→ **Exercise materials**

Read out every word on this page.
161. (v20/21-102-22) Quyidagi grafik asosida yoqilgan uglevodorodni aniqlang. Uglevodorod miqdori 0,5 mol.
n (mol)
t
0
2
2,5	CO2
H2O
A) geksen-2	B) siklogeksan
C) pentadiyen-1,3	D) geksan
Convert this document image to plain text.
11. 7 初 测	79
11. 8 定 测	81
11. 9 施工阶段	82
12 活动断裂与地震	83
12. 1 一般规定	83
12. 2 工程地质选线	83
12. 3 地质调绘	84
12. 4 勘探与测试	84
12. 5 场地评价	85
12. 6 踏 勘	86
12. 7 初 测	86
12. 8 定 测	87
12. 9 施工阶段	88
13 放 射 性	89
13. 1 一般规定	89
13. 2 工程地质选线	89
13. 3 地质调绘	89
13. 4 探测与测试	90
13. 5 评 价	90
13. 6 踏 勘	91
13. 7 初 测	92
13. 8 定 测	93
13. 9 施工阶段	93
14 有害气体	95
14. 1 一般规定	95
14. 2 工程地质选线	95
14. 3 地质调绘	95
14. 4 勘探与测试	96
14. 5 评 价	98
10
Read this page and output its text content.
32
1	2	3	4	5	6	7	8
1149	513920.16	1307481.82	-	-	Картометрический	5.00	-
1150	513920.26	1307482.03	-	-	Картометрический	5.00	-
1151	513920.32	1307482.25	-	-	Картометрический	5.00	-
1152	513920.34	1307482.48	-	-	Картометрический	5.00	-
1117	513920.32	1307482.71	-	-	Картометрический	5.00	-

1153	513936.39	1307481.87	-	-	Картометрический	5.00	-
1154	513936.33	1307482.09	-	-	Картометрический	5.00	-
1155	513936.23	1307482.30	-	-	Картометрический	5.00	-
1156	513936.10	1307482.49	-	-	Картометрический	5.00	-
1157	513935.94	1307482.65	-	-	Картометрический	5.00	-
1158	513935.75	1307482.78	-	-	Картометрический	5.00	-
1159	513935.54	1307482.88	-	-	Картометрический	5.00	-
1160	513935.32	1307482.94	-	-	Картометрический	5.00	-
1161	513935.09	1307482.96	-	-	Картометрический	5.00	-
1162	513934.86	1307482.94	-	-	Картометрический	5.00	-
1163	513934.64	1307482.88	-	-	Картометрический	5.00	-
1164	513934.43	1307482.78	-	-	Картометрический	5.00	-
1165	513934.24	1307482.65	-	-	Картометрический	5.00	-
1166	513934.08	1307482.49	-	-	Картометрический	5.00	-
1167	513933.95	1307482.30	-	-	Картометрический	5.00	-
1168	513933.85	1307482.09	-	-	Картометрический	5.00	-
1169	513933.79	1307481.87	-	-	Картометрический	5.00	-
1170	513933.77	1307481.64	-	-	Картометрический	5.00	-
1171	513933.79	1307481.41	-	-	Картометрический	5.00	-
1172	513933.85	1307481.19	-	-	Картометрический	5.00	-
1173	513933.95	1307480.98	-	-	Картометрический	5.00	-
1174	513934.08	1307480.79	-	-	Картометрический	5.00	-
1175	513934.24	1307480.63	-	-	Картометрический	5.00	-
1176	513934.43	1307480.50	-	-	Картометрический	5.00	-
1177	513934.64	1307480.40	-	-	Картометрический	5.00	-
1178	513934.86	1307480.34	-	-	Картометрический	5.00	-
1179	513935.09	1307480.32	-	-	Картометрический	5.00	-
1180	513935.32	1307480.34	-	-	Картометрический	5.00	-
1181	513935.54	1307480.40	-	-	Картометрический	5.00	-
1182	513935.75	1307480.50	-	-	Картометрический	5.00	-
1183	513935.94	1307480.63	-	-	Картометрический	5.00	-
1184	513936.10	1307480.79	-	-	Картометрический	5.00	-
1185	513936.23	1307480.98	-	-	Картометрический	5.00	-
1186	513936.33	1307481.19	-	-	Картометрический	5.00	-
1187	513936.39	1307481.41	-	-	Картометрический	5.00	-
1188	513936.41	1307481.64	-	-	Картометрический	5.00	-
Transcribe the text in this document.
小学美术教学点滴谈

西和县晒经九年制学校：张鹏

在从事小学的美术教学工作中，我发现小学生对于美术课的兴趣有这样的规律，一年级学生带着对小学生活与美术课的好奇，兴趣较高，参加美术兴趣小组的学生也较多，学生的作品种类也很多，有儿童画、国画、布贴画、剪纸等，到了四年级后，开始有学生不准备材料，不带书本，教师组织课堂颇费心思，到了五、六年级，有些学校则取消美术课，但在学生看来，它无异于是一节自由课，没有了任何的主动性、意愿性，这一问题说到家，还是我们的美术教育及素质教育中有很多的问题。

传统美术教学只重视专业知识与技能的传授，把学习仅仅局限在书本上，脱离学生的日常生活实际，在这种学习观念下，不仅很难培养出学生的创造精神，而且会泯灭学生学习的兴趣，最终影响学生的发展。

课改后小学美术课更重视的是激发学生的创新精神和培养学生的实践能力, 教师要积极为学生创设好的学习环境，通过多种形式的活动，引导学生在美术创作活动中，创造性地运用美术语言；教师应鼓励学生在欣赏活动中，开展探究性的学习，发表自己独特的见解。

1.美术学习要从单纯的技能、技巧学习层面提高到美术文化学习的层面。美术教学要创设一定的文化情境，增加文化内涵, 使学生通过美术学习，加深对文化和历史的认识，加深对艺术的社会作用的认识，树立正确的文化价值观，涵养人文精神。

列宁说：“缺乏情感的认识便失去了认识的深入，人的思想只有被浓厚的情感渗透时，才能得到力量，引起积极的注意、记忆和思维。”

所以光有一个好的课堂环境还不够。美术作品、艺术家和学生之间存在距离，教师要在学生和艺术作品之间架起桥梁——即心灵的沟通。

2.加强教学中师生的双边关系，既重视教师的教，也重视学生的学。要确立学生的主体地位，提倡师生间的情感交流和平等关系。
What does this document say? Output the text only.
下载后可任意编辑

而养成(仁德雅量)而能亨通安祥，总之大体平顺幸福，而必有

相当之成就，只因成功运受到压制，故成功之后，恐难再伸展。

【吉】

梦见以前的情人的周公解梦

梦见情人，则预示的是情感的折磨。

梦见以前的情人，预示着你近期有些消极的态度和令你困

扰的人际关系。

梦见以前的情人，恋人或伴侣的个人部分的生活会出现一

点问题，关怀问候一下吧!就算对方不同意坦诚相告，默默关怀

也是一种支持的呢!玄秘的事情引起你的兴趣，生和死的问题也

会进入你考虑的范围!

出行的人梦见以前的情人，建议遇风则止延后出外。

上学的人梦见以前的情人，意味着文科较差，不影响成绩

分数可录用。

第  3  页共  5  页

→ **Task statement**
In the records above, return only the line that contains "What does this" and every line after it through the last, exactly as they appear.

→ **Written response**
What does this document say? Output the text only.
下载后可任意编辑

而养成(仁德雅量)而能亨通安祥，总之大体平顺幸福，而必有

相当之成就，只因成功运受到压制，故成功之后，恐难再伸展。

【吉】

梦见以前的情人的周公解梦

梦见情人，则预示的是情感的折磨。

梦见以前的情人，预示着你近期有些消极的态度和令你困

扰的人际关系。

梦见以前的情人，恋人或伴侣的个人部分的生活会出现一

点问题，关怀问候一下吧!就算对方不同意坦诚相告，默默关怀

也是一种支持的呢!玄秘的事情引起你的兴趣，生和死的问题也

会进入你考虑的范围!

出行的人梦见以前的情人，建议遇风则止延后出外。

上学的人梦见以前的情人，意味着文科较差，不影响成绩

分数可录用。

第  3  页共  5  页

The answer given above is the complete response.